**Source text:**
# # # # # # #

Aggregation
When you combine data from many different sources or times in order to lower the possibility of a single individual being identified.
Augment
When a machine, software, or function extends a person’s abilities or potential while maintaining their agency.
Automate
When a machine, software, or function performs a task without user involvement.
Binary Classification
Binary classification: when an ML model predicts if an example falls into one category or another based on a set of features.
Classification
When a machine learning model identifies an object. In response to an identification question, the simplest classification is “yes” or “no”. For example, if a model was shown a picture of a cat, it could classify it as “Cat”, or “Not a cat”. More complex classifications are sorting items into one of several groups.
Confidence Level, Model Confidence
The confidence level for a model is a statistical measure of how certain a prediction or outcome is.
Context Errors
Situations when the product output doesn’t make sense in the user’s current context. Often, this output is perceived as irrelevant by the user.
Counterfactuals
Rationale for why something is classified as not within the given class. Usually in the form of a statement of how the world would have to be different for a desirable outcome to occur.
Data Cascades
Compounding events that cause negative, downstream effects from data issues, and result in technical debt over time.
Data Collection and Labeling
How product teams get the data they need and apply meaningful labels to it. For example: acquiring millions of images of cats and dogs correctly labeled as “cat” or “dog”.
Data Distribution
Shows frequency of specific values within a dataset. For example, your could find that your data includes a high number of certain values, and lower numbers of others. Usually follows “normal” distribution, or a Gaussian curve.
Data Examples
Lines in a dataset or specific pieces of data, such as a photo of a shoe or run route.

# # # # # # #

**Available data:**
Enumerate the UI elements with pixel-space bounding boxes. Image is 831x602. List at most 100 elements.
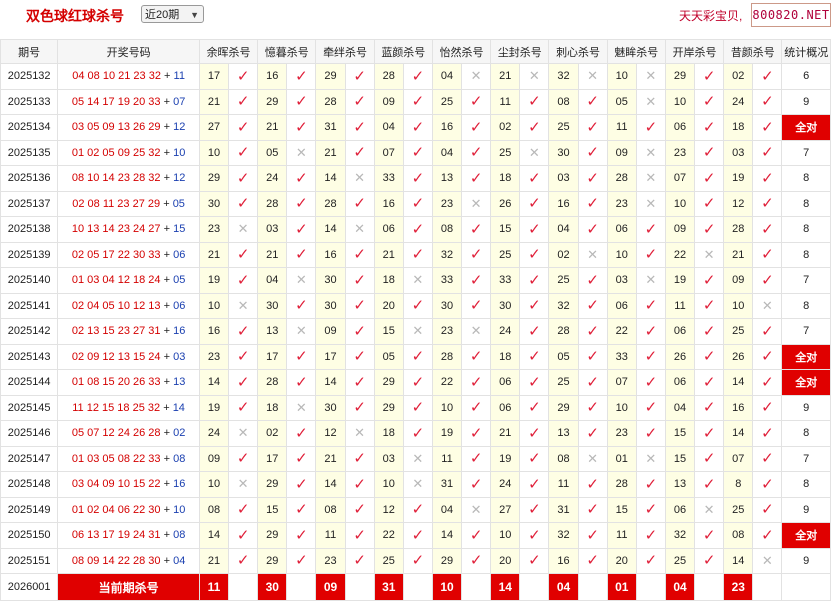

# # # # # # #

**Task set:**
a) Name every term in the glossary whose name begins with the word "Data".
b) From the glossary, extract the passage from "Confidence Level, Model" up to and including "debt over time.".
c) According to the glossary, what kind of distribution does a data distribution usually follow?

**Task-by-task solutions:**
a)
Data Cascades
Data Collection and Labeling
Data Distribution
Data Examples

b)
Confidence Level, Model Confidence
The confidence level for a model is a statistical measure of how certain a prediction or outcome is.
Context Errors
Situations when the product output doesn’t make sense in the user’s current context. Often, this output is perceived as irrelevant by the user.
Counterfactuals
Rationale for why something is classified as not within the given class. Usually in the form of a statement of how the world would have to be different for a desirable outcome to occur.
Data Cascades
Compounding events that cause negative, downstream effects from data issues, and result in technical debt over time.

c) A "normal" distribution, or a Gaussian curve.